Given problem:
Filter the entries that follow, copying every line in which the word "this" appears.

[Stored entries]
──────────
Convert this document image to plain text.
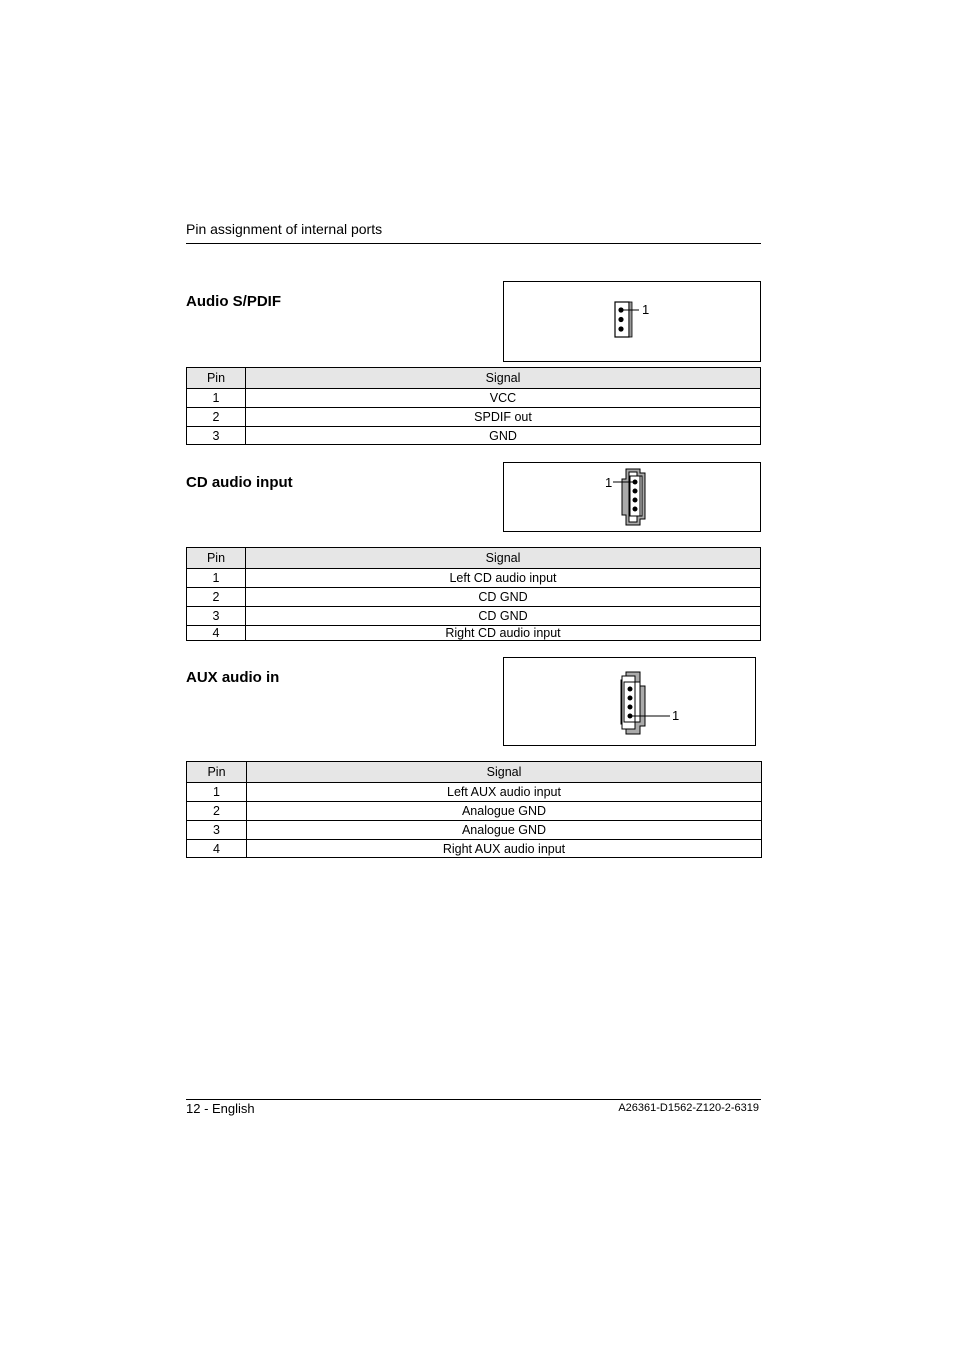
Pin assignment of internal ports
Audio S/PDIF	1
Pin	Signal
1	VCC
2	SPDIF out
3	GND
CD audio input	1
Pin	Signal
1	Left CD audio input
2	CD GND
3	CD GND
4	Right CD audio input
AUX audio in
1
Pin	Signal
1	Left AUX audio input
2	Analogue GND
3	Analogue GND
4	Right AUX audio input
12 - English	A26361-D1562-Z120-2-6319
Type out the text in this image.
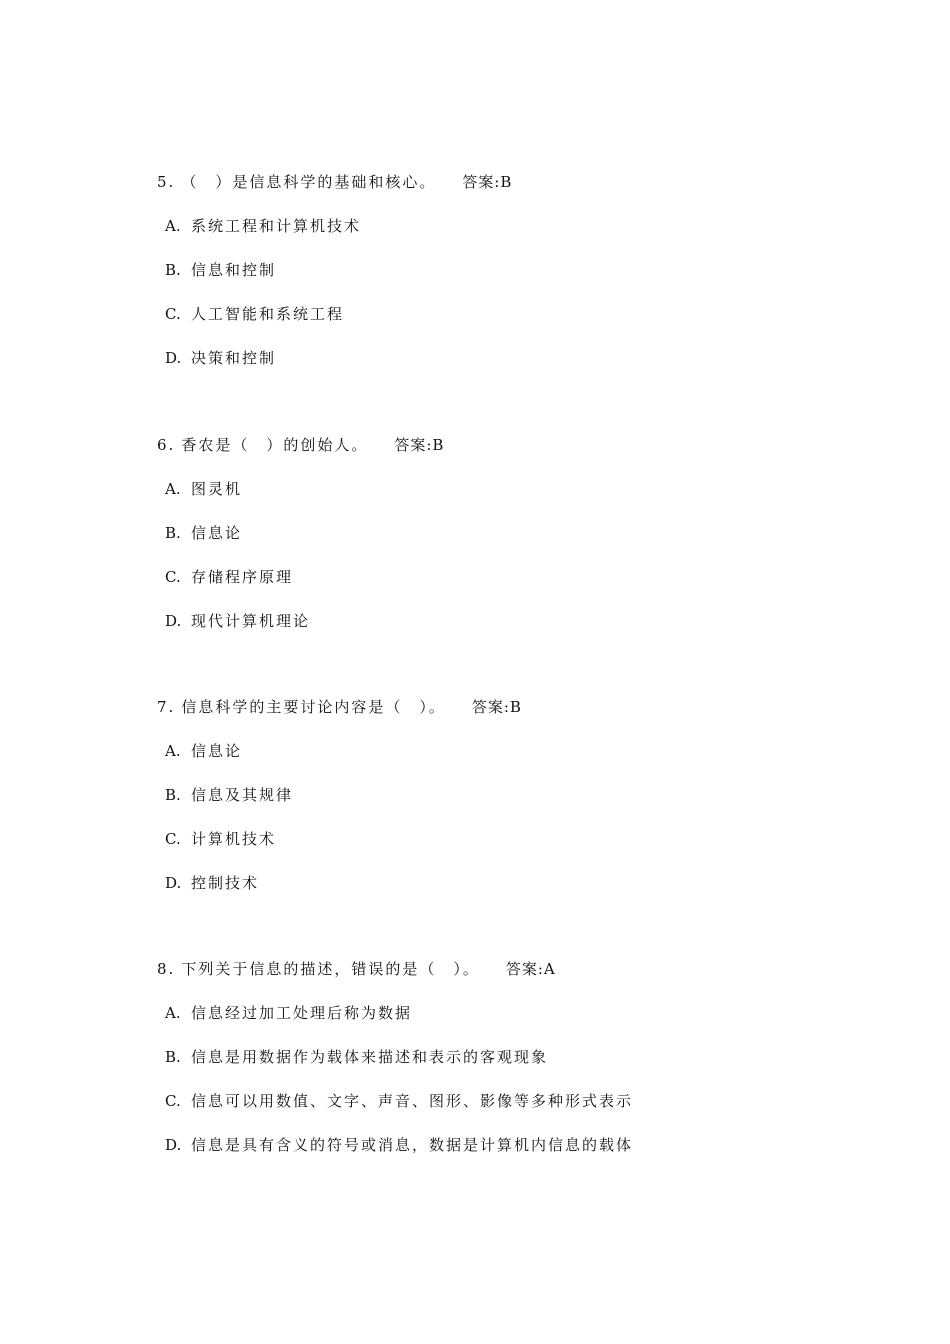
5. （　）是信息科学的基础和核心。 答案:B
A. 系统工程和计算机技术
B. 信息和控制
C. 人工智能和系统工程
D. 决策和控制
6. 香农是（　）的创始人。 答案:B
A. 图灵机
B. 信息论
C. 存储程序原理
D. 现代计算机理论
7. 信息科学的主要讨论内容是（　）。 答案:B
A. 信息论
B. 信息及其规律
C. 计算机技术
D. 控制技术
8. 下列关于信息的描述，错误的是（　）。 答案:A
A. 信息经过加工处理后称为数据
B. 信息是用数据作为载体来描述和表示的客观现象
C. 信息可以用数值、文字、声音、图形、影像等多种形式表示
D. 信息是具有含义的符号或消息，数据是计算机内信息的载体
──────────
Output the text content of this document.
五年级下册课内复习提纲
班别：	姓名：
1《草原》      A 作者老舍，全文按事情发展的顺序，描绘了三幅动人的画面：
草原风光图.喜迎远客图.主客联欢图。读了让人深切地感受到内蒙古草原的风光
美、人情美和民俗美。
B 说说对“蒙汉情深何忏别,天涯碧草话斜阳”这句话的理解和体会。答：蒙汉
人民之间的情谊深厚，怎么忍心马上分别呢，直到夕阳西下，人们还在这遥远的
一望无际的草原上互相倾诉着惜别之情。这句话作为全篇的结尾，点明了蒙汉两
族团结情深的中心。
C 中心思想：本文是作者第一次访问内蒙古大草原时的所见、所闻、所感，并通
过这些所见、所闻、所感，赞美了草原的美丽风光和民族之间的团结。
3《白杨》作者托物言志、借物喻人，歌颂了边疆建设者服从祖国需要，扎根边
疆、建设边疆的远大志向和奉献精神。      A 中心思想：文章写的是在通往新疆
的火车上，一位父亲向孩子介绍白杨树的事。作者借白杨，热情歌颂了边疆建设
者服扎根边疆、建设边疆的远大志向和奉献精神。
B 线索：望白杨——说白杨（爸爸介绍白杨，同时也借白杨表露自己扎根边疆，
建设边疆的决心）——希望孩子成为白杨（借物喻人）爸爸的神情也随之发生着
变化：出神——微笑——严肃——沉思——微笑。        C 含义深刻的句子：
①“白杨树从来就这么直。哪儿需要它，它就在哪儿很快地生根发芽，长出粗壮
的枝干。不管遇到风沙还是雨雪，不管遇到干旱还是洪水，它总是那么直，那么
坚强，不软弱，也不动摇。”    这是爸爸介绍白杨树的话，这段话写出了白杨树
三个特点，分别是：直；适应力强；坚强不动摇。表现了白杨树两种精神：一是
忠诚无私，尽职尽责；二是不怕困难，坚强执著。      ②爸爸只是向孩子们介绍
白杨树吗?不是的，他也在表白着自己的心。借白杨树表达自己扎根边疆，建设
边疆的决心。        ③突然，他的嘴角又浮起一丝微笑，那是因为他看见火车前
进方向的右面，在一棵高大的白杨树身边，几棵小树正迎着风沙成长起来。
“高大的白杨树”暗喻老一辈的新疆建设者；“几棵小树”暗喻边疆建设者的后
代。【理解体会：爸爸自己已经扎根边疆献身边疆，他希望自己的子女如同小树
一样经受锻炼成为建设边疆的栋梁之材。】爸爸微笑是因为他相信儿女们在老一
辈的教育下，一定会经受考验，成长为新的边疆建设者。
──────────
Final result:
Convert this document image to plain text.
Type out the text in this image.
Output the text content of this document.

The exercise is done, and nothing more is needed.